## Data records
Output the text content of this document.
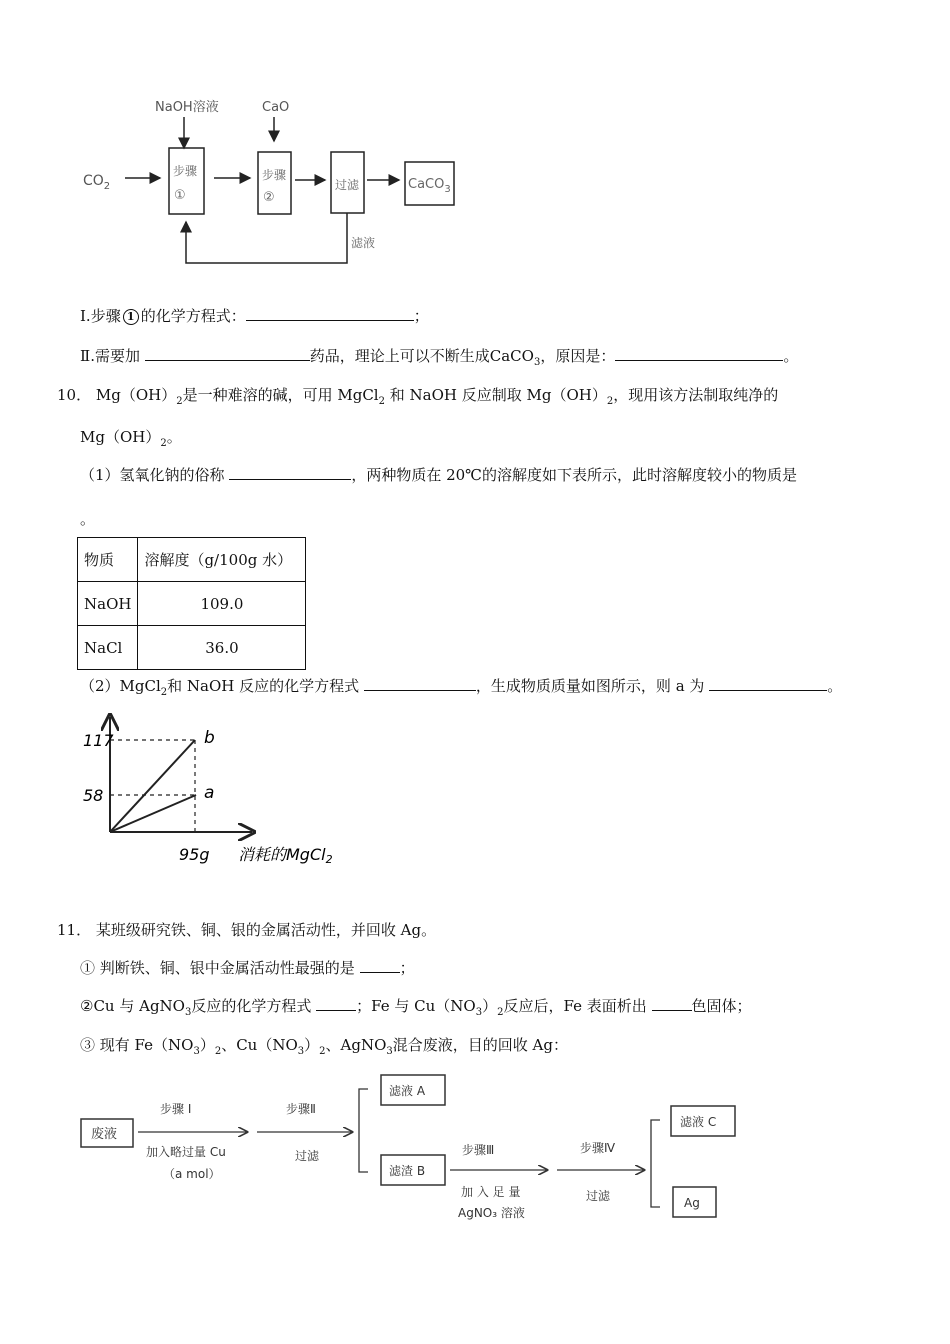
NaOH溶液	CaO
$CO_2$
步骤
①
步骤
②
过滤	CaCO$_3$
滤液
Ⅰ.步骤 1 的化学方程式：	；
Ⅱ.需要加	药品，理论上可以不断生成CaCO$_3$，原因是：	。
10． $Mg(OH)_2$是一种难溶的碱，可用 MgCl$_2$ 和 NaOH 反应制取 $Mg(OH)_2$，现用该方法制取纯净的
$Mg(OH)_2$。
（1）氢氧化钠的俗称	，两种物质在 20℃的溶解度如下表所示，此时溶解度较小的物质是
。
物质	溶解度（g/100g 水）
NaOH	109.0
NaCl	36.0
（2）MgCl$_2$和 NaOH 反应的化学方程式	，生成物质质量如图所示，则 a 为	。
117
58
b
a
95g 消耗的MgCl2
11． 某班级研究铁、铜、银的金属活动性，并回收 Ag。
① 判断铁、铜、银中金属活动性最强的是	；
②Cu 与 AgNO$_3$反应的化学方程式	；Fe 与 $Cu(NO_3)_2$反应后，Fe 表面析出	色固体；
③ 现有 $Fe(NO_3)_2$、$Cu(NO_3)_2$、AgNO$_3$混合废液，目的回收 Ag：
废液
步骤 I
加入略过量 Cu
（a mol）
步骤Ⅱ
过滤
滤液 A
滤渣 B
步骤Ⅲ
加 入 足 量
AgNO₃ 溶液
步骤Ⅳ
过滤
滤液 C
Ag
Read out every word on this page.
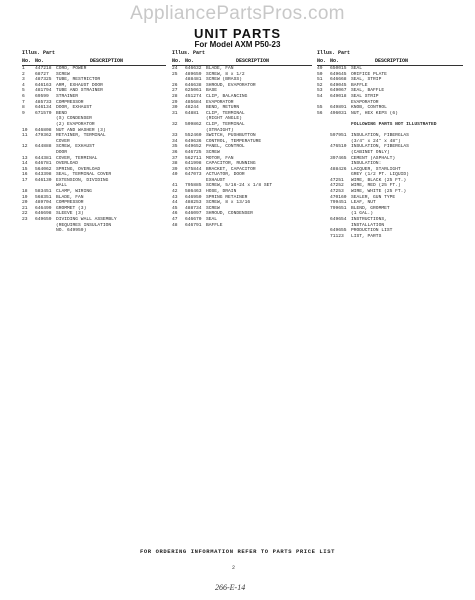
AppliancePartsPros.com
UNIT PARTS
For Model AXM P50-23
Illus. Part
No. No.	DESCRIPTION
1	447218 CORD, POWER
2	68727	SCREW
3	487325 TUBE, RESTRICTOR
4	646163 ARM, EXHAUST DOOR
5	481794 TUBE AND STRAINER
6	69599	STRAINER
7	485733 COMPRESSOR
8	646134 DOOR, EXHAUST
9	671570 BEND
(S) CONDENSER
(2) EVAPORATOR
10	646808 NUT AND WASHER (3)
11	479362 RETAINER, TERMINAL
COVER
12	644888 SCREW, EXHAUST
DOOR
13	644381 COVER, TERMINAL
14	646781 OVERLOAD
15	564062 SPRING, OVERLOAD
16	643398 SEAL, TERMINAL COVER
17	646130 EXTENSION, DIVIDING
WALL
18	583451 CLAMP, WIRING
19	568351 BLADE, FAN
20	489704 COMPRESSOR
21	646499 GROMMET (3)
22	646698 SLEEVE (3)
23	649659 DIVIDING WALL ASSEMBLY
(REQUIRES INSULATION
NO. 649959)
Illus. Part
No. No.	DESCRIPTION
24	646632 BLADE, FAN
25	489659 SCREW, 8 x 1/2
488481 SCREW (BRASS)
26	646638 SHROUD, EVAPORATOR
27	625061 BASE
28	451274 CLIP, BALANCING
29	485684 EVAPORATOR
30	48244	BEND, RETURN
31	64881	CLIP, TERMINAL
(RIGHT ANGLE)
32	509862 CLIP, TERMINAL
(STRAIGHT)
33	552460 SWITCH, PUSHBUTTON
34	649636 CONTROL, TEMPERATURE
35	649652 PANEL, CONTROL
36	646725 SCREW
37	562711 MOTOR, FAN
38	641998 CAPACITOR, RUNNING
39	675844 BRACKET, CAPACITOR
40	647073 ACTUATOR, DOOR
EXHAUST
41	795885 SCREW, 5/16-24 x 1/8 SET
42	586463 HOSE, DRAIN
43	646950 SPRING RETAINER
44	488253 SCREW, 8 x 13/16
45	488734 SCREW
46	646097 SHROUD, CONDENSER
47	646670 SEAL
48	646791 BAFFLE
Illus. Part
No. No.	DESCRIPTION
49	650015 SEAL
50	649645 ORIFICE PLATE
51	646668 SEAL, STRIP
52	649045 BAFFLE
53	649067 SEAL, BAFFLE
54	649018 SEAL STRIP
EVAPORATOR
55	649891 KNOB, CONTROL
56	496031 NUT, HEX KEPS (6)
FOLLOWING PARTS NOT ILLUSTRATED
597951 INSULATION, FIBERGLAS
(3/4" x 24" x 48")
476510 INSULATION, FIBERGLAS
(CABINET ONLY)
397465 CEMENT (ASPHALT)
INSULATION:
488426 LACQUER, STARLIGHT
GREY (1/2 PT. LIQUID)
47251	WIRE, BLACK (25 FT.)
47252	WIRE, RED (25 FT.)
47253	WIRE, WHITE (25 FT.)
470160 SEALER, GUN TYPE
799451 LEAF, NUT
799651 BLEND, GROMMET
(1 GAL.)
649654 INSTRUCTIONS,
INSTALLATION
649655 PRODUCTION LIST
71123	LIST, PARTS
FOR ORDERING INFORMATION REFER TO PARTS PRICE LIST
2
266-E-14
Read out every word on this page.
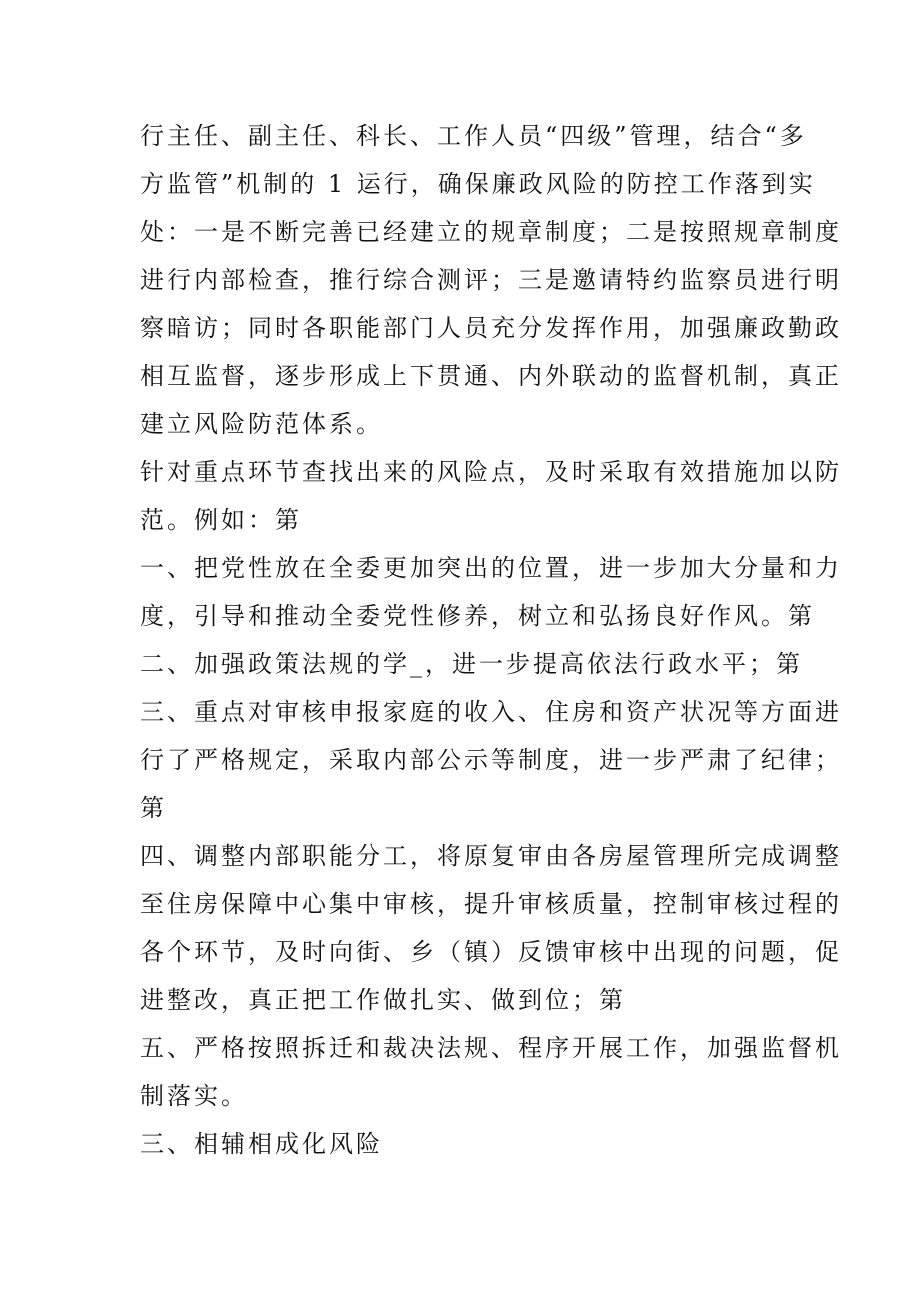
行主任、副主任、科长、工作人员“四级”管理，结合“多
方监管”机制的 1 运行，确保廉政风险的防控工作落到实
处：一是不断完善已经建立的规章制度；二是按照规章制度
进行内部检查，推行综合测评；三是邀请特约监察员进行明
察暗访；同时各职能部门人员充分发挥作用，加强廉政勤政
相互监督，逐步形成上下贯通、内外联动的监督机制，真正
建立风险防范体系。
针对重点环节查找出来的风险点，及时采取有效措施加以防
范。例如：第
一、把党性放在全委更加突出的位置，进一步加大分量和力
度，引导和推动全委党性修养，树立和弘扬良好作风。第
二、加强政策法规的学_，进一步提高依法行政水平；第
三、重点对审核申报家庭的收入、住房和资产状况等方面进
行了严格规定，采取内部公示等制度，进一步严肃了纪律；
第
四、调整内部职能分工，将原复审由各房屋管理所完成调整
至住房保障中心集中审核，提升审核质量，控制审核过程的
各个环节，及时向街、乡（镇）反馈审核中出现的问题，促
进整改，真正把工作做扎实、做到位；第
五、严格按照拆迁和裁决法规、程序开展工作，加强监督机
制落实。
三、相辅相成化风险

## Problem requirements
Transcribe every entry word for word, but omit the pictures.

## Solution to this problem
Output the text content of this document.
NaOH溶液	CaO
$CO_2$
步骤
①
步骤
②
过滤	CaCO$_3$
滤液
Ⅰ.步骤 1 的化学方程式：	；
Ⅱ.需要加	药品，理论上可以不断生成CaCO$_3$，原因是：	。
10． $Mg(OH)_2$是一种难溶的碱，可用 MgCl$_2$ 和 NaOH 反应制取 $Mg(OH)_2$，现用该方法制取纯净的
$Mg(OH)_2$。
（1）氢氧化钠的俗称	，两种物质在 20℃的溶解度如下表所示，此时溶解度较小的物质是
。
物质	溶解度（g/100g 水）
NaOH	109.0
NaCl	36.0
（2）MgCl$_2$和 NaOH 反应的化学方程式	，生成物质质量如图所示，则 a 为	。
117
58
b
a
95g 消耗的MgCl2
11． 某班级研究铁、铜、银的金属活动性，并回收 Ag。
① 判断铁、铜、银中金属活动性最强的是	；
②Cu 与 AgNO$_3$反应的化学方程式	；Fe 与 $Cu(NO_3)_2$反应后，Fe 表面析出	色固体；
③ 现有 $Fe(NO_3)_2$、$Cu(NO_3)_2$、AgNO$_3$混合废液，目的回收 Ag：
废液
步骤 I
加入略过量 Cu
（a mol）
步骤Ⅱ
过滤
滤液 A
滤渣 B
步骤Ⅲ
加 入 足 量
AgNO₃ 溶液
步骤Ⅳ
过滤
滤液 C
Ag
Read out every word on this page.
AppliancePartsPros.com
UNIT PARTS
For Model AXM P50-23
Illus. Part
No. No.	DESCRIPTION
1	447218 CORD, POWER
2	68727	SCREW
3	487325 TUBE, RESTRICTOR
4	646163 ARM, EXHAUST DOOR
5	481794 TUBE AND STRAINER
6	69599	STRAINER
7	485733 COMPRESSOR
8	646134 DOOR, EXHAUST
9	671570 BEND
(S) CONDENSER
(2) EVAPORATOR
10	646808 NUT AND WASHER (3)
11	479362 RETAINER, TERMINAL
COVER
12	644888 SCREW, EXHAUST
DOOR
13	644381 COVER, TERMINAL
14	646781 OVERLOAD
15	564062 SPRING, OVERLOAD
16	643398 SEAL, TERMINAL COVER
17	646130 EXTENSION, DIVIDING
WALL
18	583451 CLAMP, WIRING
19	568351 BLADE, FAN
20	489704 COMPRESSOR
21	646499 GROMMET (3)
22	646698 SLEEVE (3)
23	649659 DIVIDING WALL ASSEMBLY
(REQUIRES INSULATION
NO. 649959)
Illus. Part
No. No.	DESCRIPTION
24	646632 BLADE, FAN
25	489659 SCREW, 8 x 1/2
488481 SCREW (BRASS)
26	646638 SHROUD, EVAPORATOR
27	625061 BASE
28	451274 CLIP, BALANCING
29	485684 EVAPORATOR
30	48244	BEND, RETURN
31	64881	CLIP, TERMINAL
(RIGHT ANGLE)
32	509862 CLIP, TERMINAL
(STRAIGHT)
33	552460 SWITCH, PUSHBUTTON
34	649636 CONTROL, TEMPERATURE
35	649652 PANEL, CONTROL
36	646725 SCREW
37	562711 MOTOR, FAN
38	641998 CAPACITOR, RUNNING
39	675844 BRACKET, CAPACITOR
40	647073 ACTUATOR, DOOR
EXHAUST
41	795885 SCREW, 5/16-24 x 1/8 SET
42	586463 HOSE, DRAIN
43	646950 SPRING RETAINER
44	488253 SCREW, 8 x 13/16
45	488734 SCREW
46	646097 SHROUD, CONDENSER
47	646670 SEAL
48	646791 BAFFLE
Illus. Part
No. No.	DESCRIPTION
49	650015 SEAL
50	649645 ORIFICE PLATE
51	646668 SEAL, STRIP
52	649045 BAFFLE
53	649067 SEAL, BAFFLE
54	649018 SEAL STRIP
EVAPORATOR
55	649891 KNOB, CONTROL
56	496031 NUT, HEX KEPS (6)
FOLLOWING PARTS NOT ILLUSTRATED
597951 INSULATION, FIBERGLAS
(3/4" x 24" x 48")
476510 INSULATION, FIBERGLAS
(CABINET ONLY)
397465 CEMENT (ASPHALT)
INSULATION:
488426 LACQUER, STARLIGHT
GREY (1/2 PT. LIQUID)
47251	WIRE, BLACK (25 FT.)
47252	WIRE, RED (25 FT.)
47253	WIRE, WHITE (25 FT.)
470160 SEALER, GUN TYPE
799451 LEAF, NUT
799651 BLEND, GROMMET
(1 GAL.)
649654 INSTRUCTIONS,
INSTALLATION
649655 PRODUCTION LIST
71123	LIST, PARTS
FOR ORDERING INFORMATION REFER TO PARTS PRICE LIST
2
266-E-14
Read out every word on this page.
行主任、副主任、科长、工作人员“四级”管理，结合“多
方监管”机制的 1 运行，确保廉政风险的防控工作落到实
处：一是不断完善已经建立的规章制度；二是按照规章制度
进行内部检查，推行综合测评；三是邀请特约监察员进行明
察暗访；同时各职能部门人员充分发挥作用，加强廉政勤政
相互监督，逐步形成上下贯通、内外联动的监督机制，真正
建立风险防范体系。
针对重点环节查找出来的风险点，及时采取有效措施加以防
范。例如：第
一、把党性放在全委更加突出的位置，进一步加大分量和力
度，引导和推动全委党性修养，树立和弘扬良好作风。第
二、加强政策法规的学_，进一步提高依法行政水平；第
三、重点对审核申报家庭的收入、住房和资产状况等方面进
行了严格规定，采取内部公示等制度，进一步严肃了纪律；
第
四、调整内部职能分工，将原复审由各房屋管理所完成调整
至住房保障中心集中审核，提升审核质量，控制审核过程的
各个环节，及时向街、乡（镇）反馈审核中出现的问题，促
进整改，真正把工作做扎实、做到位；第
五、严格按照拆迁和裁决法规、程序开展工作，加强监督机
制落实。
三、相辅相成化风险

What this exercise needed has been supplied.